The material below should be written out in full and exactly; pictures stay out of the copy.

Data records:
— Begin —

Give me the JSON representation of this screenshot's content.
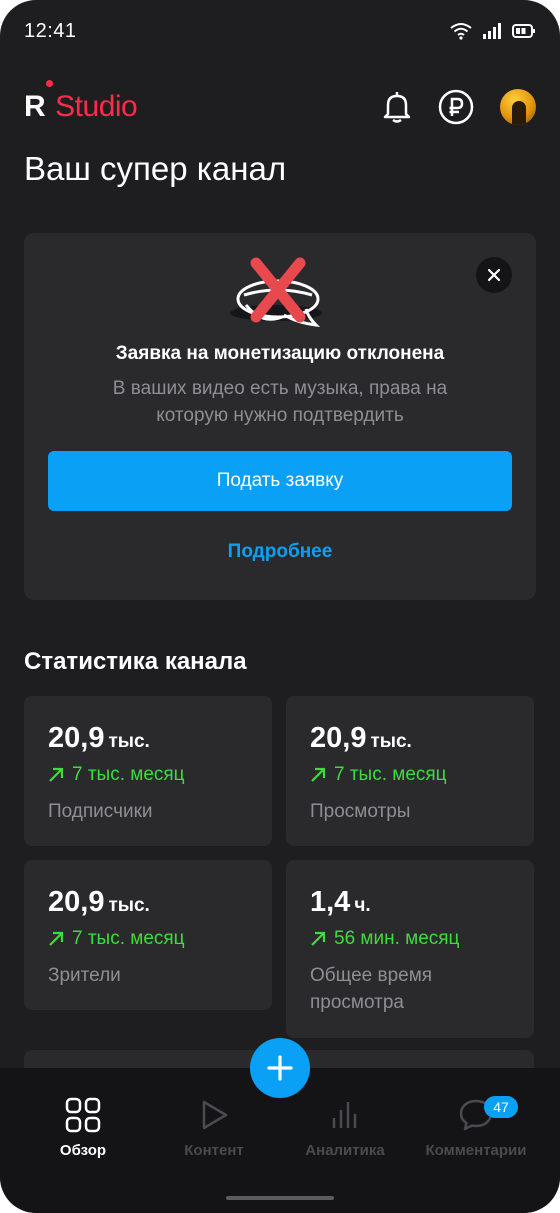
{
  "status_bar": {
    "time": "12:41"
  },
  "header": {
    "logo_letter": "R",
    "logo_word": "Studio",
    "brand_color": "#ff2b48"
  },
  "page": {
    "title": "Ваш супер канал"
  },
  "notice": {
    "title": "Заявка на монетизацию отклонена",
    "text": "В ваших видео есть музыка, права на которую нужно подтвердить",
    "primary_button": "Подать заявку",
    "link": "Подробнее",
    "accent_color": "#0aa0f6"
  },
  "stats": {
    "title": "Статистика канала",
    "cards": [
      {
        "value": "20,9",
        "unit": "тыс.",
        "delta": "7 тыс. месяц",
        "label": "Подписчики"
      },
      {
        "value": "20,9",
        "unit": "тыс.",
        "delta": "7 тыс. месяц",
        "label": "Просмотры"
      },
      {
        "value": "20,9",
        "unit": "тыс.",
        "delta": "7 тыс. месяц",
        "label": "Зрители"
      },
      {
        "value": "1,4",
        "unit": "ч.",
        "delta": "56 мин. месяц",
        "label": "Общее время просмотра"
      }
    ],
    "delta_color": "#3ddc3d"
  },
  "nav": {
    "items": [
      {
        "label": "Обзор",
        "icon": "grid-icon",
        "active": true
      },
      {
        "label": "Контент",
        "icon": "play-icon",
        "active": false
      },
      {
        "label": "Аналитика",
        "icon": "bar-chart-icon",
        "active": false
      },
      {
        "label": "Комментарии",
        "icon": "comment-icon",
        "active": false
      }
    ],
    "comments_badge": "47"
  }
}
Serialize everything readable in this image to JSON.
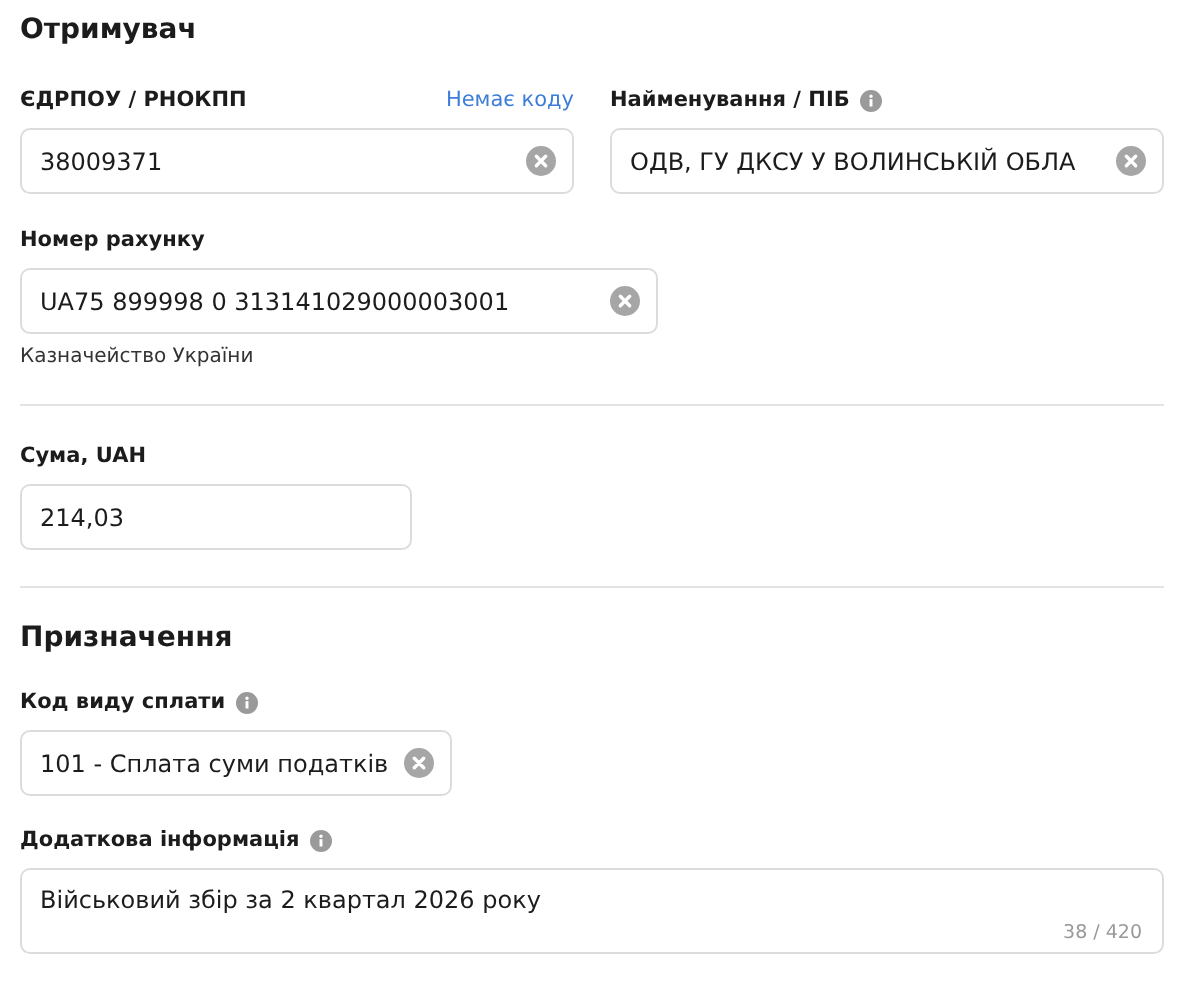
{
  "recipient": {
    "title": "Отримувач",
    "code": {
      "label": "ЄДРПОУ / РНОКПП",
      "link": "Немає коду",
      "value": "38009371",
      "clearable": true
    },
    "name": {
      "label": "Найменування / ПІБ",
      "info": true,
      "value": "ОДВ, ГУ ДКСУ У ВОЛИНСЬКІЙ ОБЛА",
      "clearable": true
    },
    "account": {
      "label": "Номер рахунку",
      "value": "UA75 899998 0 313141029000003001",
      "clearable": true,
      "note": "Казначейство України"
    }
  },
  "amount": {
    "label": "Сума, UAH",
    "value": "214,03",
    "clearable": false
  },
  "purpose": {
    "title": "Призначення",
    "payment_code": {
      "label": "Код виду сплати",
      "info": true,
      "value": "101 - Сплата суми податків",
      "clearable": true
    },
    "details": {
      "label": "Додаткова інформація",
      "info": true,
      "value": "Військовий збір за 2 квартал 2026 року",
      "counter": "38 / 420"
    }
  }
}
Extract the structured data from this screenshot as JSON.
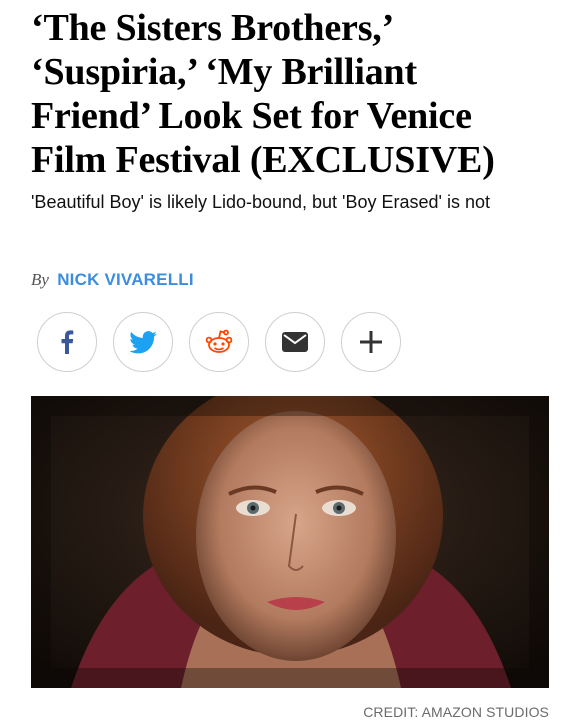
{
  "article": {
    "headline_lines": [
      "‘The Sisters Brothers,’",
      "‘Suspiria,’ ‘My Brilliant",
      "Friend’ Look Set for Venice",
      "Film Festival (EXCLUSIVE)"
    ],
    "dek": "'Beautiful Boy' is likely Lido-bound, but 'Boy Erased' is not",
    "byline_prefix": "By",
    "author": "NICK VIVARELLI"
  },
  "share": {
    "buttons": [
      {
        "icon": "facebook-icon",
        "color": "#3b5998"
      },
      {
        "icon": "twitter-icon",
        "color": "#1da1f2"
      },
      {
        "icon": "reddit-icon",
        "color": "#ff4500"
      },
      {
        "icon": "email-icon",
        "color": "#333333"
      },
      {
        "icon": "plus-icon",
        "color": "#333333"
      }
    ]
  },
  "image": {
    "credit": "CREDIT: AMAZON STUDIOS"
  }
}
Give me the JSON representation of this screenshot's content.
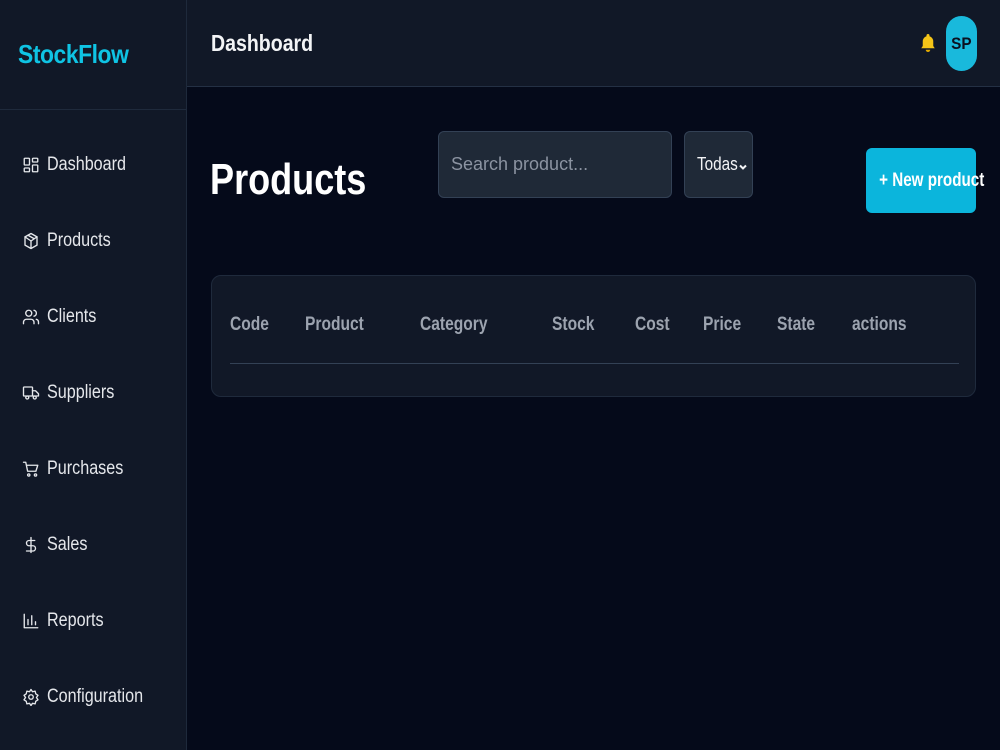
{
  "app": {
    "brand": "StockFlow"
  },
  "sidebar": {
    "items": [
      {
        "label": "Dashboard",
        "icon": "dashboard-grid-icon"
      },
      {
        "label": "Products",
        "icon": "package-icon"
      },
      {
        "label": "Clients",
        "icon": "users-icon"
      },
      {
        "label": "Suppliers",
        "icon": "truck-icon"
      },
      {
        "label": "Purchases",
        "icon": "cart-icon"
      },
      {
        "label": "Sales",
        "icon": "dollar-icon"
      },
      {
        "label": "Reports",
        "icon": "bar-chart-icon"
      },
      {
        "label": "Configuration",
        "icon": "gear-icon"
      }
    ]
  },
  "header": {
    "title": "Dashboard",
    "notification_icon": "bell-icon",
    "avatar_initials": "SP"
  },
  "main": {
    "title": "Products",
    "search": {
      "placeholder": "Search product...",
      "value": ""
    },
    "category_filter": {
      "selected": "Todas"
    },
    "new_button": "+ New product",
    "table": {
      "columns": [
        "Code",
        "Product",
        "Category",
        "Stock",
        "Cost",
        "Price",
        "State",
        "actions"
      ],
      "rows": []
    }
  },
  "colors": {
    "accent": "#0bb5dc",
    "background": "#050a1a",
    "sidebar": "#111827",
    "bell": "#f5c518"
  }
}
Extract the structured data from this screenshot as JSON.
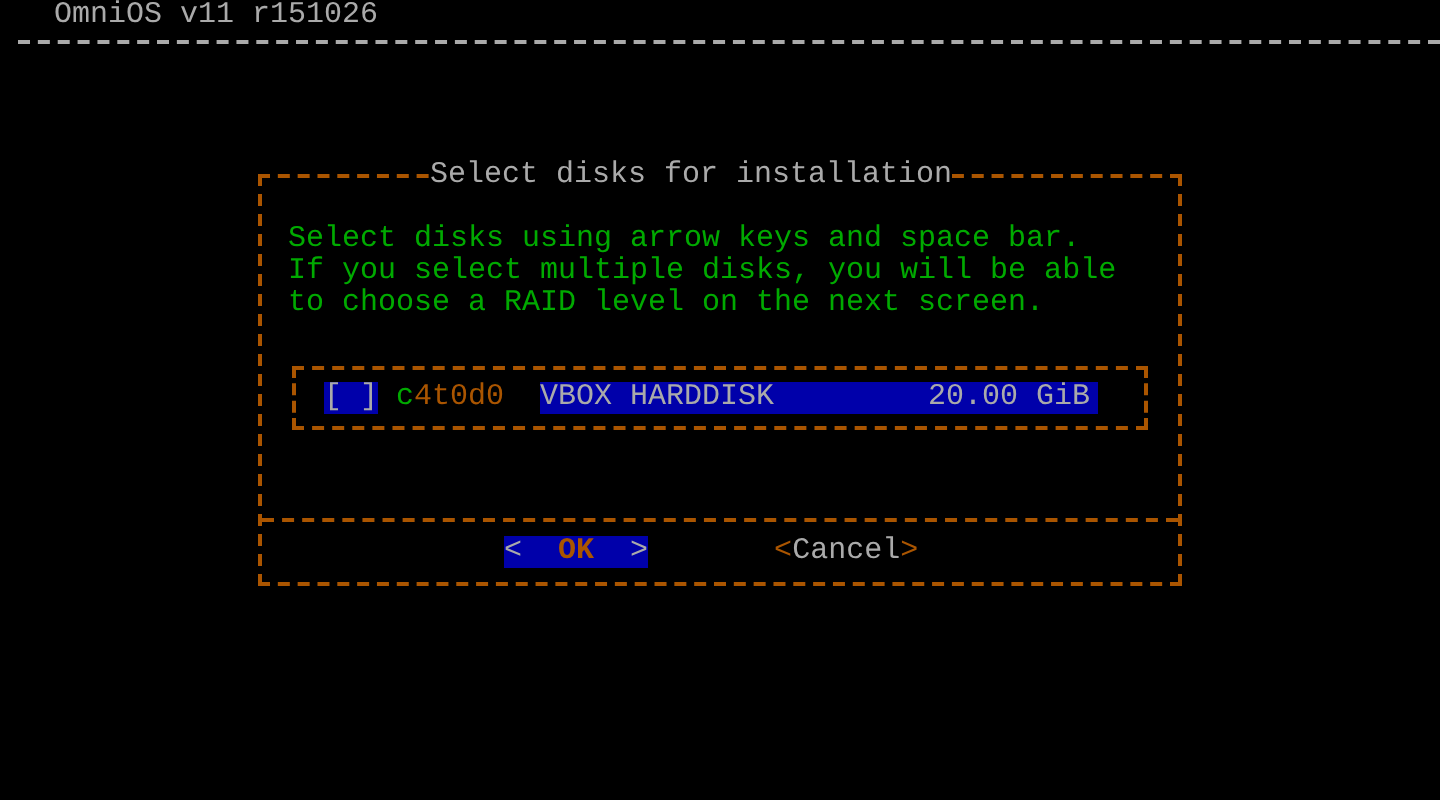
{
  "header": {
    "title": "OmniOS v11 r151026"
  },
  "dialog": {
    "title": "Select disks for installation",
    "message": [
      "Select disks using arrow keys and space bar.",
      "If you select multiple disks, you will be able",
      "to choose a RAID level on the next screen."
    ],
    "disks": [
      {
        "checkbox": "[ ]",
        "device": "c4t0d0",
        "model": "VBOX HARDDISK",
        "size": "20.00 GiB",
        "selected": true
      }
    ],
    "buttons": [
      {
        "open": "<",
        "label": "OK",
        "close": ">",
        "selected": true
      },
      {
        "open": "<",
        "label": "Cancel",
        "close": ">",
        "selected": false
      }
    ]
  }
}
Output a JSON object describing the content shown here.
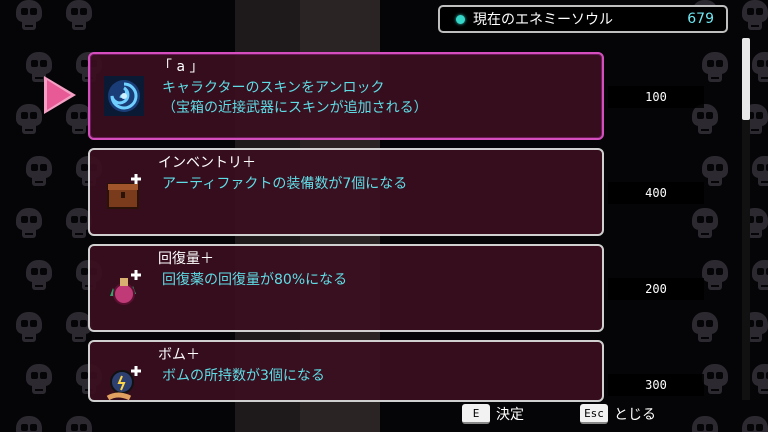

— End —

EXPECTED ANSWER:
Give me the JSON representation of this screenshot's content.
{
  "status_bar": {
    "time": "12:41"
  },
  "header": {
    "logo_letter": "R",
    "logo_word": "Studio",
    "brand_color": "#ff2b48"
  },
  "page": {
    "title": "Ваш супер канал"
  },
  "notice": {
    "title": "Заявка на монетизацию отклонена",
    "text": "В ваших видео есть музыка, права на которую нужно подтвердить",
    "primary_button": "Подать заявку",
    "link": "Подробнее",
    "accent_color": "#0aa0f6"
  },
  "stats": {
    "title": "Статистика канала",
    "cards": [
      {
        "value": "20,9",
        "unit": "тыс.",
        "delta": "7 тыс. месяц",
        "label": "Подписчики"
      },
      {
        "value": "20,9",
        "unit": "тыс.",
        "delta": "7 тыс. месяц",
        "label": "Просмотры"
      },
      {
        "value": "20,9",
        "unit": "тыс.",
        "delta": "7 тыс. месяц",
        "label": "Зрители"
      },
      {
        "value": "1,4",
        "unit": "ч.",
        "delta": "56 мин. месяц",
        "label": "Общее время просмотра"
      }
    ],
    "delta_color": "#3ddc3d"
  },
  "nav": {
    "items": [
      {
        "label": "Обзор",
        "icon": "grid-icon",
        "active": true
      },
      {
        "label": "Контент",
        "icon": "play-icon",
        "active": false
      },
      {
        "label": "Аналитика",
        "icon": "bar-chart-icon",
        "active": false
      },
      {
        "label": "Комментарии",
        "icon": "comment-icon",
        "active": false
      }
    ],
    "comments_badge": "47"
  }
}
Serialize everything readable in this image to JSON.
{
  "recipient": {
    "title": "Отримувач",
    "code": {
      "label": "ЄДРПОУ / РНОКПП",
      "link": "Немає коду",
      "value": "38009371",
      "clearable": true
    },
    "name": {
      "label": "Найменування / ПІБ",
      "info": true,
      "value": "ОДВ, ГУ ДКСУ У ВОЛИНСЬКІЙ ОБЛА",
      "clearable": true
    },
    "account": {
      "label": "Номер рахунку",
      "value": "UA75 899998 0 313141029000003001",
      "clearable": true,
      "note": "Казначейство України"
    }
  },
  "amount": {
    "label": "Сума, UAH",
    "value": "214,03",
    "clearable": false
  },
  "purpose": {
    "title": "Призначення",
    "payment_code": {
      "label": "Код виду сплати",
      "info": true,
      "value": "101 - Сплата суми податків",
      "clearable": true
    },
    "details": {
      "label": "Додаткова інформація",
      "info": true,
      "value": "Військовий збір за 2 квартал 2026 року",
      "counter": "38 / 420"
    }
  }
}
Extract the structured data from this screenshot as JSON.
{
  "article": {
    "headline_lines": [
      "‘The Sisters Brothers,’",
      "‘Suspiria,’ ‘My Brilliant",
      "Friend’ Look Set for Venice",
      "Film Festival (EXCLUSIVE)"
    ],
    "dek": "'Beautiful Boy' is likely Lido-bound, but 'Boy Erased' is not",
    "byline_prefix": "By",
    "author": "NICK VIVARELLI"
  },
  "share": {
    "buttons": [
      {
        "icon": "facebook-icon",
        "color": "#3b5998"
      },
      {
        "icon": "twitter-icon",
        "color": "#1da1f2"
      },
      {
        "icon": "reddit-icon",
        "color": "#ff4500"
      },
      {
        "icon": "email-icon",
        "color": "#333333"
      },
      {
        "icon": "plus-icon",
        "color": "#333333"
      }
    ]
  },
  "image": {
    "credit": "CREDIT: AMAZON STUDIOS"
  }
}
Give me the JSON representation of this screenshot's content.
{
  "app": {
    "brand": "StockFlow"
  },
  "sidebar": {
    "items": [
      {
        "label": "Dashboard",
        "icon": "dashboard-grid-icon"
      },
      {
        "label": "Products",
        "icon": "package-icon"
      },
      {
        "label": "Clients",
        "icon": "users-icon"
      },
      {
        "label": "Suppliers",
        "icon": "truck-icon"
      },
      {
        "label": "Purchases",
        "icon": "cart-icon"
      },
      {
        "label": "Sales",
        "icon": "dollar-icon"
      },
      {
        "label": "Reports",
        "icon": "bar-chart-icon"
      },
      {
        "label": "Configuration",
        "icon": "gear-icon"
      }
    ]
  },
  "header": {
    "title": "Dashboard",
    "notification_icon": "bell-icon",
    "avatar_initials": "SP"
  },
  "main": {
    "title": "Products",
    "search": {
      "placeholder": "Search product...",
      "value": ""
    },
    "category_filter": {
      "selected": "Todas"
    },
    "new_button": "+ New product",
    "table": {
      "columns": [
        "Code",
        "Product",
        "Category",
        "Stock",
        "Cost",
        "Price",
        "State",
        "actions"
      ],
      "rows": []
    }
  },
  "colors": {
    "accent": "#0bb5dc",
    "background": "#050a1a",
    "sidebar": "#111827",
    "bell": "#f5c518"
  }
}
Extract the structured data from this screenshot as JSON.
{
  "header": {
    "title": "OmniOS v11 r151026"
  },
  "dialog": {
    "title": "Select disks for installation",
    "message": [
      "Select disks using arrow keys and space bar.",
      "If you select multiple disks, you will be able",
      "to choose a RAID level on the next screen."
    ],
    "disks": [
      {
        "checkbox": "[ ]",
        "device": "c4t0d0",
        "model": "VBOX HARDDISK",
        "size": "20.00 GiB",
        "selected": true
      }
    ],
    "buttons": [
      {
        "open": "<",
        "label": "OK",
        "close": ">",
        "selected": true
      },
      {
        "open": "<",
        "label": "Cancel",
        "close": ">",
        "selected": false
      }
    ]
  }
}
Output a JSON object describing the content shown here.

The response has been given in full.